# Start of DATA FOR THIS TASK

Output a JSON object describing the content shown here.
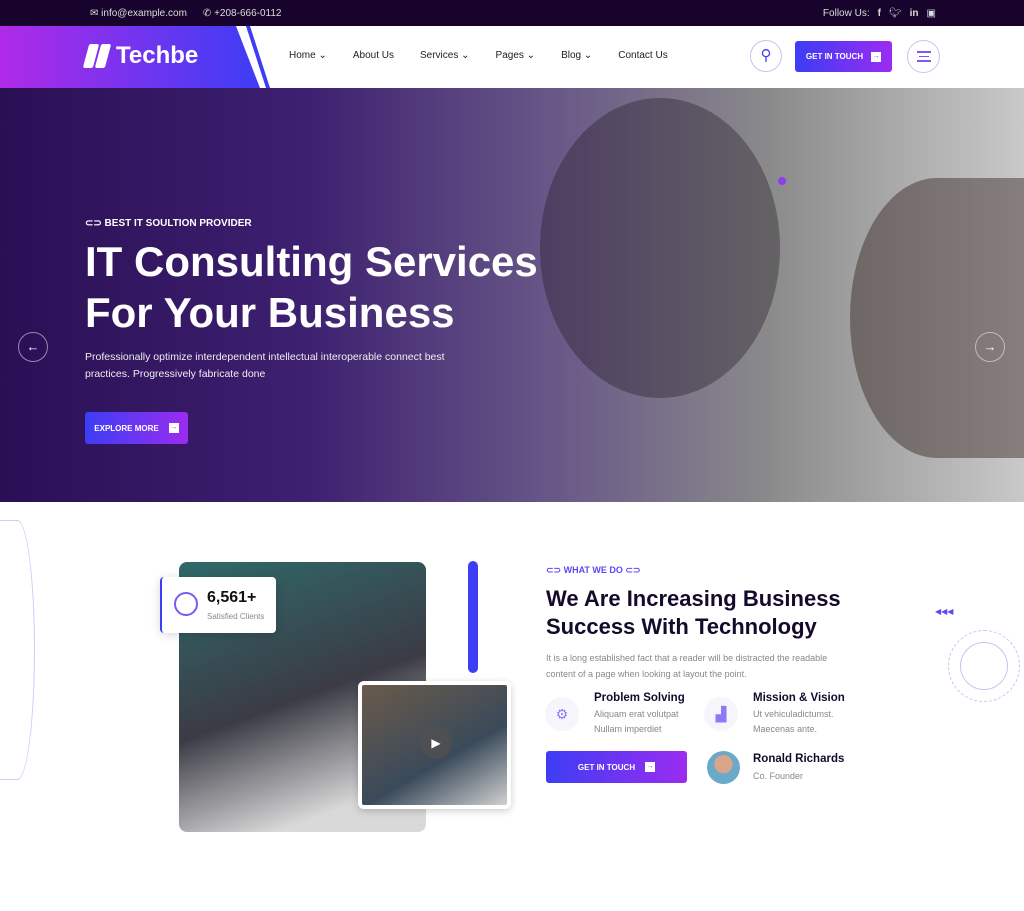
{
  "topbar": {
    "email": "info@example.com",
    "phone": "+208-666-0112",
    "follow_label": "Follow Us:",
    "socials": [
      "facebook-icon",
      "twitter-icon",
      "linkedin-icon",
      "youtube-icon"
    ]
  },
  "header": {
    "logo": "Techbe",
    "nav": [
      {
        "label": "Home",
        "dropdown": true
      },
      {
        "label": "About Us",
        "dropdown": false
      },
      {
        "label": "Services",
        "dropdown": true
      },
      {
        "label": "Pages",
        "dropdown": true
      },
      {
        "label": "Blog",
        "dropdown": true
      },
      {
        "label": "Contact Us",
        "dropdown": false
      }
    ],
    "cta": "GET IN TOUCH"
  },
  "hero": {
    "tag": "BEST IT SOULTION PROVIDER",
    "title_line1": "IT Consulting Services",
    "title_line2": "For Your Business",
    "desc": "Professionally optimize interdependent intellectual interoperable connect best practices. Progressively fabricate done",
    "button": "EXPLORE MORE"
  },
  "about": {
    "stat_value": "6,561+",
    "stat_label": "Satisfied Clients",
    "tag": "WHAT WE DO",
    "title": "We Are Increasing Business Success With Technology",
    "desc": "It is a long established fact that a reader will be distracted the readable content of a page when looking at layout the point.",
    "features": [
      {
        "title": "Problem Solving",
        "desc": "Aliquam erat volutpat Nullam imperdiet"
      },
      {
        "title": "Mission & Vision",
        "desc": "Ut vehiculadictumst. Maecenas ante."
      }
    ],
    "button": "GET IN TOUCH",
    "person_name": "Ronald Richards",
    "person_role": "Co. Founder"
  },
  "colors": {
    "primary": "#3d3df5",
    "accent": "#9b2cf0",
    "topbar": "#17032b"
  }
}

# End of DATA FOR THIS TASK

#### AIM OF THE TASK
In the records above, find each line holding "icon" and copy it.

#### EXERCISE SOLUTION
      "facebook-icon",
      "twitter-icon",
      "linkedin-icon",
      "youtube-icon"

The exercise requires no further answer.